What to produce
Below is a block of data; give all of it again word for word.

Data for this task

○ ○ ○ ○ ○

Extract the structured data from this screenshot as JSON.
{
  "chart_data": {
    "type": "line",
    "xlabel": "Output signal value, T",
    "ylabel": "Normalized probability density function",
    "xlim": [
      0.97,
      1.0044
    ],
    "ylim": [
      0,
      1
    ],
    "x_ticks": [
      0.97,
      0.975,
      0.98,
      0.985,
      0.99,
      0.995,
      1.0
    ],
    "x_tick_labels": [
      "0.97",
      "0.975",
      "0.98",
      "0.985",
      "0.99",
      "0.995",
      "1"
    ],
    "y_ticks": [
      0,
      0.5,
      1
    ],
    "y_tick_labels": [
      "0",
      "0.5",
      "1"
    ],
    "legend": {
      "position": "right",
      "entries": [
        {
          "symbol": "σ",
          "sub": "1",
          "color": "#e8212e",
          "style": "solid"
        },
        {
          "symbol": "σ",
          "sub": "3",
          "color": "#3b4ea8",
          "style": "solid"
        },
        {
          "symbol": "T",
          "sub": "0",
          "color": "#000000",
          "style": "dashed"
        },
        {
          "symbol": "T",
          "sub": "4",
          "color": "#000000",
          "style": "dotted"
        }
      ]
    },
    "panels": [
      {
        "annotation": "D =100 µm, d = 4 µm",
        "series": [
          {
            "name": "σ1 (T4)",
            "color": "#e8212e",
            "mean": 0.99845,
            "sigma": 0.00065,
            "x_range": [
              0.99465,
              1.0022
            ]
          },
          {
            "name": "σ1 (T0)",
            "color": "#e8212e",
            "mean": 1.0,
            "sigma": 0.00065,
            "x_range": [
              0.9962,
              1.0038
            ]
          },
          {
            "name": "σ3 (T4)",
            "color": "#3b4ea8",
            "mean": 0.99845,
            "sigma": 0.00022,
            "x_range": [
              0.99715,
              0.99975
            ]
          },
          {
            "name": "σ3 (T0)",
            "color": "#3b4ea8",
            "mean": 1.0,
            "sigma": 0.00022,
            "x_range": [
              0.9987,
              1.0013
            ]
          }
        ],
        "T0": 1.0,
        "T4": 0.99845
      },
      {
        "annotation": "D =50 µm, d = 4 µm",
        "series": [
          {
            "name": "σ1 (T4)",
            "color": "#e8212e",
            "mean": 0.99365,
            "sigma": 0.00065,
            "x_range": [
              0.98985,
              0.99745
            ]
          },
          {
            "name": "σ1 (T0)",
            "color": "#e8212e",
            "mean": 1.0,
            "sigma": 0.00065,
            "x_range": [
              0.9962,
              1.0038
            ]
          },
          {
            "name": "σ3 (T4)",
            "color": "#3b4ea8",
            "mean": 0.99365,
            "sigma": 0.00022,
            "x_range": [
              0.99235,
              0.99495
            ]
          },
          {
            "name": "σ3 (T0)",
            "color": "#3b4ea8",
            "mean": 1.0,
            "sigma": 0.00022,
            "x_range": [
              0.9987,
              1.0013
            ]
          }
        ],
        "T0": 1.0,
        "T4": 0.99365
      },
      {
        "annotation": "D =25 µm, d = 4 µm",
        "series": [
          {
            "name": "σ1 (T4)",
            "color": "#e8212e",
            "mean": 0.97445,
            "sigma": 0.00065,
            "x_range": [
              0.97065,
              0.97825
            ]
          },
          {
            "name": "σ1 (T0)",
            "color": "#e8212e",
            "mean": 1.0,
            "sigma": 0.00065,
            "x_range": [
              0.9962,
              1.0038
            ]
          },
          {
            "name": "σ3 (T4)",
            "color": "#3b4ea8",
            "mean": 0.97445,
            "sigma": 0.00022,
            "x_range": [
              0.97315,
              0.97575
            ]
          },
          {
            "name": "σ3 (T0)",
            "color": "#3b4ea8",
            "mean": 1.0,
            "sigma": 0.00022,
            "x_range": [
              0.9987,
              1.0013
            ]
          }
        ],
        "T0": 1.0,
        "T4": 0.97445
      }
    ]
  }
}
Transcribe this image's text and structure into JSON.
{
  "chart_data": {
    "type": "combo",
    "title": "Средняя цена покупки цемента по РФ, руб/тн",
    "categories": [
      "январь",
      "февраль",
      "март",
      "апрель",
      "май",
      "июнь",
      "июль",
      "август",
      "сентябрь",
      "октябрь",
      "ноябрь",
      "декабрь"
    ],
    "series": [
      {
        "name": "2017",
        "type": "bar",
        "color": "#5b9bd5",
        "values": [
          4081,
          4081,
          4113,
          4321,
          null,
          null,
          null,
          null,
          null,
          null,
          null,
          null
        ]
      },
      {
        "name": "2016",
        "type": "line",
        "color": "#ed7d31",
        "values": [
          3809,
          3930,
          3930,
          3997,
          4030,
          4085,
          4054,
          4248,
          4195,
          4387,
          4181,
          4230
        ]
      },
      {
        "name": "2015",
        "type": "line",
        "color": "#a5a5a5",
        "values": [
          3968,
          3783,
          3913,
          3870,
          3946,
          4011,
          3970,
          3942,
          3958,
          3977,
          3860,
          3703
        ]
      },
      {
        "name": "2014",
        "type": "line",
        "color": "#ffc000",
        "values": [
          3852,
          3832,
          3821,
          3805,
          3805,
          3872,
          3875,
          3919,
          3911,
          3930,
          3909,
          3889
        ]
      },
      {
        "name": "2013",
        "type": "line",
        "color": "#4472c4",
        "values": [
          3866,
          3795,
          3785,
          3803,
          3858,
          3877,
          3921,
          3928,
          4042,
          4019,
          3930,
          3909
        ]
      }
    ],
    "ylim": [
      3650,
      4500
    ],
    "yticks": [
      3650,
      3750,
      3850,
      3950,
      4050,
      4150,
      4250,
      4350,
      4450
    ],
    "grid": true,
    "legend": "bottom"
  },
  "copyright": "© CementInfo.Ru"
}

○ ○ ○ ○ ○

Final result
Extract the structured data from this screenshot as JSON.
{
  "chart_data": {
    "type": "line",
    "xlabel": "Output signal value, T",
    "ylabel": "Normalized probability density function",
    "xlim": [
      0.97,
      1.0044
    ],
    "ylim": [
      0,
      1
    ],
    "x_ticks": [
      0.97,
      0.975,
      0.98,
      0.985,
      0.99,
      0.995,
      1.0
    ],
    "x_tick_labels": [
      "0.97",
      "0.975",
      "0.98",
      "0.985",
      "0.99",
      "0.995",
      "1"
    ],
    "y_ticks": [
      0,
      0.5,
      1
    ],
    "y_tick_labels": [
      "0",
      "0.5",
      "1"
    ],
    "legend": {
      "position": "right",
      "entries": [
        {
          "symbol": "σ",
          "sub": "1",
          "color": "#e8212e",
          "style": "solid"
        },
        {
          "symbol": "σ",
          "sub": "3",
          "color": "#3b4ea8",
          "style": "solid"
        },
        {
          "symbol": "T",
          "sub": "0",
          "color": "#000000",
          "style": "dashed"
        },
        {
          "symbol": "T",
          "sub": "4",
          "color": "#000000",
          "style": "dotted"
        }
      ]
    },
    "panels": [
      {
        "annotation": "D =100 µm, d = 4 µm",
        "series": [
          {
            "name": "σ1 (T4)",
            "color": "#e8212e",
            "mean": 0.99845,
            "sigma": 0.00065,
            "x_range": [
              0.99465,
              1.0022
            ]
          },
          {
            "name": "σ1 (T0)",
            "color": "#e8212e",
            "mean": 1.0,
            "sigma": 0.00065,
            "x_range": [
              0.9962,
              1.0038
            ]
          },
          {
            "name": "σ3 (T4)",
            "color": "#3b4ea8",
            "mean": 0.99845,
            "sigma": 0.00022,
            "x_range": [
              0.99715,
              0.99975
            ]
          },
          {
            "name": "σ3 (T0)",
            "color": "#3b4ea8",
            "mean": 1.0,
            "sigma": 0.00022,
            "x_range": [
              0.9987,
              1.0013
            ]
          }
        ],
        "T0": 1.0,
        "T4": 0.99845
      },
      {
        "annotation": "D =50 µm, d = 4 µm",
        "series": [
          {
            "name": "σ1 (T4)",
            "color": "#e8212e",
            "mean": 0.99365,
            "sigma": 0.00065,
            "x_range": [
              0.98985,
              0.99745
            ]
          },
          {
            "name": "σ1 (T0)",
            "color": "#e8212e",
            "mean": 1.0,
            "sigma": 0.00065,
            "x_range": [
              0.9962,
              1.0038
            ]
          },
          {
            "name": "σ3 (T4)",
            "color": "#3b4ea8",
            "mean": 0.99365,
            "sigma": 0.00022,
            "x_range": [
              0.99235,
              0.99495
            ]
          },
          {
            "name": "σ3 (T0)",
            "color": "#3b4ea8",
            "mean": 1.0,
            "sigma": 0.00022,
            "x_range": [
              0.9987,
              1.0013
            ]
          }
        ],
        "T0": 1.0,
        "T4": 0.99365
      },
      {
        "annotation": "D =25 µm, d = 4 µm",
        "series": [
          {
            "name": "σ1 (T4)",
            "color": "#e8212e",
            "mean": 0.97445,
            "sigma": 0.00065,
            "x_range": [
              0.97065,
              0.97825
            ]
          },
          {
            "name": "σ1 (T0)",
            "color": "#e8212e",
            "mean": 1.0,
            "sigma": 0.00065,
            "x_range": [
              0.9962,
              1.0038
            ]
          },
          {
            "name": "σ3 (T4)",
            "color": "#3b4ea8",
            "mean": 0.97445,
            "sigma": 0.00022,
            "x_range": [
              0.97315,
              0.97575
            ]
          },
          {
            "name": "σ3 (T0)",
            "color": "#3b4ea8",
            "mean": 1.0,
            "sigma": 0.00022,
            "x_range": [
              0.9987,
              1.0013
            ]
          }
        ],
        "T0": 1.0,
        "T4": 0.97445
      }
    ]
  }
}
Transcribe this image's text and structure into JSON.
{
  "chart_data": {
    "type": "combo",
    "title": "Средняя цена покупки цемента по РФ, руб/тн",
    "categories": [
      "январь",
      "февраль",
      "март",
      "апрель",
      "май",
      "июнь",
      "июль",
      "август",
      "сентябрь",
      "октябрь",
      "ноябрь",
      "декабрь"
    ],
    "series": [
      {
        "name": "2017",
        "type": "bar",
        "color": "#5b9bd5",
        "values": [
          4081,
          4081,
          4113,
          4321,
          null,
          null,
          null,
          null,
          null,
          null,
          null,
          null
        ]
      },
      {
        "name": "2016",
        "type": "line",
        "color": "#ed7d31",
        "values": [
          3809,
          3930,
          3930,
          3997,
          4030,
          4085,
          4054,
          4248,
          4195,
          4387,
          4181,
          4230
        ]
      },
      {
        "name": "2015",
        "type": "line",
        "color": "#a5a5a5",
        "values": [
          3968,
          3783,
          3913,
          3870,
          3946,
          4011,
          3970,
          3942,
          3958,
          3977,
          3860,
          3703
        ]
      },
      {
        "name": "2014",
        "type": "line",
        "color": "#ffc000",
        "values": [
          3852,
          3832,
          3821,
          3805,
          3805,
          3872,
          3875,
          3919,
          3911,
          3930,
          3909,
          3889
        ]
      },
      {
        "name": "2013",
        "type": "line",
        "color": "#4472c4",
        "values": [
          3866,
          3795,
          3785,
          3803,
          3858,
          3877,
          3921,
          3928,
          4042,
          4019,
          3930,
          3909
        ]
      }
    ],
    "ylim": [
      3650,
      4500
    ],
    "yticks": [
      3650,
      3750,
      3850,
      3950,
      4050,
      4150,
      4250,
      4350,
      4450
    ],
    "grid": true,
    "legend": "bottom"
  },
  "copyright": "© CementInfo.Ru"
}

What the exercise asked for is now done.